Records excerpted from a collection
>>>

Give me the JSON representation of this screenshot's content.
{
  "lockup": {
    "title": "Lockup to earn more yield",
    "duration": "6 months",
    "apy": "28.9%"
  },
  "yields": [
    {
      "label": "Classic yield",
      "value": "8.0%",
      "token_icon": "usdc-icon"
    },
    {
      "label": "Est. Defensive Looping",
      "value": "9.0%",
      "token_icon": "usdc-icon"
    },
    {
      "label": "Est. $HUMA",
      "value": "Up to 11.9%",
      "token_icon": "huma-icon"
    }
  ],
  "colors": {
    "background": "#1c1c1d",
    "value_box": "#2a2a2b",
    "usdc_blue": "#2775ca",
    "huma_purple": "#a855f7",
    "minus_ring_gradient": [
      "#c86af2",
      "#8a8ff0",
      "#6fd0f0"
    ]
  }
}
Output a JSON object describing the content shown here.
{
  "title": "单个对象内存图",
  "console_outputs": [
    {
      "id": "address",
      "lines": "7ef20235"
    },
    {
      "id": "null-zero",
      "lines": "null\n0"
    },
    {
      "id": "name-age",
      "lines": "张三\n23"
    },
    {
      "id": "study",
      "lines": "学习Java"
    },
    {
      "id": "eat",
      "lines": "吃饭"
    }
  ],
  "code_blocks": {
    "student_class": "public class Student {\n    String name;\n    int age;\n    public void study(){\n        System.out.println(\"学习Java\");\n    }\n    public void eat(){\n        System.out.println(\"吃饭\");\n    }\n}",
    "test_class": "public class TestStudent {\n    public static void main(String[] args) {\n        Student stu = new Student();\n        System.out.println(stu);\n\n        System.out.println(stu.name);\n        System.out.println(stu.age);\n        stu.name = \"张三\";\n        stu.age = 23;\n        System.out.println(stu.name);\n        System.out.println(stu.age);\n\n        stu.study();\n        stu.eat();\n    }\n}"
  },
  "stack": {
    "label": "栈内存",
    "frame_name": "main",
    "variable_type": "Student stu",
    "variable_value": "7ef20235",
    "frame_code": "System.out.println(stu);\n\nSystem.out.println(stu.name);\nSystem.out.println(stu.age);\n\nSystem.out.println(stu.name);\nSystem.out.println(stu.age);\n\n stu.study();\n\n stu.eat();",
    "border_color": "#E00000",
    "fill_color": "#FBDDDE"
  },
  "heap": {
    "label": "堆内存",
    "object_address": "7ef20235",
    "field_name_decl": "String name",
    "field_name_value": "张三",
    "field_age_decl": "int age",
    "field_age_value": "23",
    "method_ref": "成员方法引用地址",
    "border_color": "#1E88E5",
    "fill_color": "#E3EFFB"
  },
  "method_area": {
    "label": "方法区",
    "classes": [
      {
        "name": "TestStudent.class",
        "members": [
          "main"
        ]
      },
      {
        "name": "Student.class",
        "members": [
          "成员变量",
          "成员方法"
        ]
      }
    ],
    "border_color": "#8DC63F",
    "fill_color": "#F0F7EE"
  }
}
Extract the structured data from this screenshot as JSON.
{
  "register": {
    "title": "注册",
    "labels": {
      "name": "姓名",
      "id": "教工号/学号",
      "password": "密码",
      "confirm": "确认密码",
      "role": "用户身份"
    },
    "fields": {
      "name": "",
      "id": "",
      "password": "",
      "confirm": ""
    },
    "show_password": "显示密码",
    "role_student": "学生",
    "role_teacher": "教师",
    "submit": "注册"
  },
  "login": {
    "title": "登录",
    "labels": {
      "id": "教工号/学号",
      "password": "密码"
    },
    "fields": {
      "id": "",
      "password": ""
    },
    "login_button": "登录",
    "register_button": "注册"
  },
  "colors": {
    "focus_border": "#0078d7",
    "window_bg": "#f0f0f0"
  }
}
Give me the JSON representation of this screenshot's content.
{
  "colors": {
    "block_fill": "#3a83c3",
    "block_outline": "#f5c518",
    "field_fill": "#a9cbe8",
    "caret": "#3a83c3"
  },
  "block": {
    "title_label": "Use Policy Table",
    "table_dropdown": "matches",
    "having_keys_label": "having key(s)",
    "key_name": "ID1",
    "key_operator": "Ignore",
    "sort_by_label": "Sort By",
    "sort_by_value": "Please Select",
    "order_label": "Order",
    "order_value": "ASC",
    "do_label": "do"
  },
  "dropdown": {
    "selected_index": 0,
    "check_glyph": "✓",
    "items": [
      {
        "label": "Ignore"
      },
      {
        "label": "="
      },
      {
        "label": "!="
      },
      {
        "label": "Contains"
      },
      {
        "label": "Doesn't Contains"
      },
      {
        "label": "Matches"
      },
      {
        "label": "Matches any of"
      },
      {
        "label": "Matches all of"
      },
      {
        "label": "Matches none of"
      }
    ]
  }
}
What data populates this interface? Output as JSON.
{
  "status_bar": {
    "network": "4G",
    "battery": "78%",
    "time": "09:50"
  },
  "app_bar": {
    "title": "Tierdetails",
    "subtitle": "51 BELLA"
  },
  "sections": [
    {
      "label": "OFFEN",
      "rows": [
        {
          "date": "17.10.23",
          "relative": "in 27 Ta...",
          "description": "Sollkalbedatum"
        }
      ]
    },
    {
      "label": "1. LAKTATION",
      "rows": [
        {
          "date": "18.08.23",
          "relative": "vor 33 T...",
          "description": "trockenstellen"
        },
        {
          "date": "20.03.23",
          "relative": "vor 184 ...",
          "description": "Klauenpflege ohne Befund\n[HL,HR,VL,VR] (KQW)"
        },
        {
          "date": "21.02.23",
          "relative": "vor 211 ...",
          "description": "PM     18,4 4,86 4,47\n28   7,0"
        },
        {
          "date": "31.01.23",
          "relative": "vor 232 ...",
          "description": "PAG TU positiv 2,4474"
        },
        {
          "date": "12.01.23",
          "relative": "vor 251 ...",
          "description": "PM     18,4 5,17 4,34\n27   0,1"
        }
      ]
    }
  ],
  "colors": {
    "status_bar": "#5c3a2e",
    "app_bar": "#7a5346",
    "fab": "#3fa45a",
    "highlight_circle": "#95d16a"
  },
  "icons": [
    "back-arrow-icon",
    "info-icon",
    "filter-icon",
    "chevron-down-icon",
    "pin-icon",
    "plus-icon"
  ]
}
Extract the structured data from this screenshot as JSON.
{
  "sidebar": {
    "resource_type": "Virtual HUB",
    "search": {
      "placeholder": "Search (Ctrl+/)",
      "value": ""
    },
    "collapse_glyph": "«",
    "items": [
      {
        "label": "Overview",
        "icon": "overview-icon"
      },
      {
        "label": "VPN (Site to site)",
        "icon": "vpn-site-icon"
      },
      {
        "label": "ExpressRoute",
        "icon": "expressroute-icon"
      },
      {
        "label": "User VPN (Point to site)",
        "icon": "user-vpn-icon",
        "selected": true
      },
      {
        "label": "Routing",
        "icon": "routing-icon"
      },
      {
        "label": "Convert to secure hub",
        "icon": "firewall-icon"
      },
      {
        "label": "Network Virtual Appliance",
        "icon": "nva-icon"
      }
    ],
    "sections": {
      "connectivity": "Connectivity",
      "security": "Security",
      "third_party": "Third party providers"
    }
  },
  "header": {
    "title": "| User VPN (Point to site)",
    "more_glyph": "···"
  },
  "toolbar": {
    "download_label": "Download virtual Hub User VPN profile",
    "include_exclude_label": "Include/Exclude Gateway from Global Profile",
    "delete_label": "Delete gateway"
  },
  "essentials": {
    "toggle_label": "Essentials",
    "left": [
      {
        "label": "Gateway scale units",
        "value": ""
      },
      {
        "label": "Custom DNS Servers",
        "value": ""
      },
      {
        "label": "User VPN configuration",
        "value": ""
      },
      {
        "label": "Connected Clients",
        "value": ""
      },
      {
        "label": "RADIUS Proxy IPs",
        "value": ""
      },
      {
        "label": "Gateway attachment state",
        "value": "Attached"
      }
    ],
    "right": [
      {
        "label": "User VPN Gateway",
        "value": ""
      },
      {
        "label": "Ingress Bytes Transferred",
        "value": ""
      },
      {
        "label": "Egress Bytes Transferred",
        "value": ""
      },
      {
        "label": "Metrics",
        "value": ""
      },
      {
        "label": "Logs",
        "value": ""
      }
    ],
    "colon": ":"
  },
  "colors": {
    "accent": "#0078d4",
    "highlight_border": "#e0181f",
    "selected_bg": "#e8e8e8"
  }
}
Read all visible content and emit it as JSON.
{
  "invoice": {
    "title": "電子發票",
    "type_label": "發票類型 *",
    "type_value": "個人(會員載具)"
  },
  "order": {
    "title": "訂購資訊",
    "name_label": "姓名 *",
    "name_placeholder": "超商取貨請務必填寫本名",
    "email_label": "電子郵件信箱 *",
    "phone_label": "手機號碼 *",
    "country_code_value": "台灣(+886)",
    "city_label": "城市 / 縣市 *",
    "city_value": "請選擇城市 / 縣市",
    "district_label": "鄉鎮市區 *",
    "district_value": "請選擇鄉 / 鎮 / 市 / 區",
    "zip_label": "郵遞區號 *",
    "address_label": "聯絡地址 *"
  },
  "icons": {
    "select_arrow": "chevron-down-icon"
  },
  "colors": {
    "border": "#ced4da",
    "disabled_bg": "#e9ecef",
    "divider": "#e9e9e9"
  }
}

<<<

DIRECTIONS FOR THIS TASK: Transcribe the records above exactly, but only from the line that contains "Read all visible content and emit it as JSON." through their final line, inclusive.

SOLUTION TO THIS PROBLEM:
Read all visible content and emit it as JSON.
{
  "invoice": {
    "title": "電子發票",
    "type_label": "發票類型 *",
    "type_value": "個人(會員載具)"
  },
  "order": {
    "title": "訂購資訊",
    "name_label": "姓名 *",
    "name_placeholder": "超商取貨請務必填寫本名",
    "email_label": "電子郵件信箱 *",
    "phone_label": "手機號碼 *",
    "country_code_value": "台灣(+886)",
    "city_label": "城市 / 縣市 *",
    "city_value": "請選擇城市 / 縣市",
    "district_label": "鄉鎮市區 *",
    "district_value": "請選擇鄉 / 鎮 / 市 / 區",
    "zip_label": "郵遞區號 *",
    "address_label": "聯絡地址 *"
  },
  "icons": {
    "select_arrow": "chevron-down-icon"
  },
  "colors": {
    "border": "#ced4da",
    "disabled_bg": "#e9ecef",
    "divider": "#e9e9e9"
  }
}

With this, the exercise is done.